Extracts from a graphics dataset
## start

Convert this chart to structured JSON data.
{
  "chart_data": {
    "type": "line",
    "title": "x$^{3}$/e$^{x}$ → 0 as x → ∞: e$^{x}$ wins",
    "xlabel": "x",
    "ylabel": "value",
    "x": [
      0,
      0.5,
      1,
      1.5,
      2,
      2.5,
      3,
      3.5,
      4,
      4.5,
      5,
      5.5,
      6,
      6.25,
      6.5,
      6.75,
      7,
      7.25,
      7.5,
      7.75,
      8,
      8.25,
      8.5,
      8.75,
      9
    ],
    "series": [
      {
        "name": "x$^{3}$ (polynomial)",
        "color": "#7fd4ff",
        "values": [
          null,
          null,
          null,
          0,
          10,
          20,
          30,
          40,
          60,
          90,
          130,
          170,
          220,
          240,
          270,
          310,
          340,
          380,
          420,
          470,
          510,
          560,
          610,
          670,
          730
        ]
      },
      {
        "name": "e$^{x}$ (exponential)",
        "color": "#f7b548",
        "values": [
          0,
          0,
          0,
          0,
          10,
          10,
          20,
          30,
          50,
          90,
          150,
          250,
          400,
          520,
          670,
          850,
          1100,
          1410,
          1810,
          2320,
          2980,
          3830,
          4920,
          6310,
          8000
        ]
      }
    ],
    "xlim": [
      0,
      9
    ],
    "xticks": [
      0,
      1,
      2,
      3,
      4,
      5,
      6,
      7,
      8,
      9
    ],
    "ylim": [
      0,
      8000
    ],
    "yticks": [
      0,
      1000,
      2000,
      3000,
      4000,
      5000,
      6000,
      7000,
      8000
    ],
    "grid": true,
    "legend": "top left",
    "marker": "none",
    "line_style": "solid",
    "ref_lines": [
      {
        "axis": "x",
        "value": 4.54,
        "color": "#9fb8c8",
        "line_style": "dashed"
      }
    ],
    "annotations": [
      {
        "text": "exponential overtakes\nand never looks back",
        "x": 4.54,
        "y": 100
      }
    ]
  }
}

## end

§ To be done
Copy, from the material above, each line in which the string "color" occurs.

§ Result for this task
        "color": "#7fd4ff",
        "color": "#f7b548",
        "color": "#9fb8c8",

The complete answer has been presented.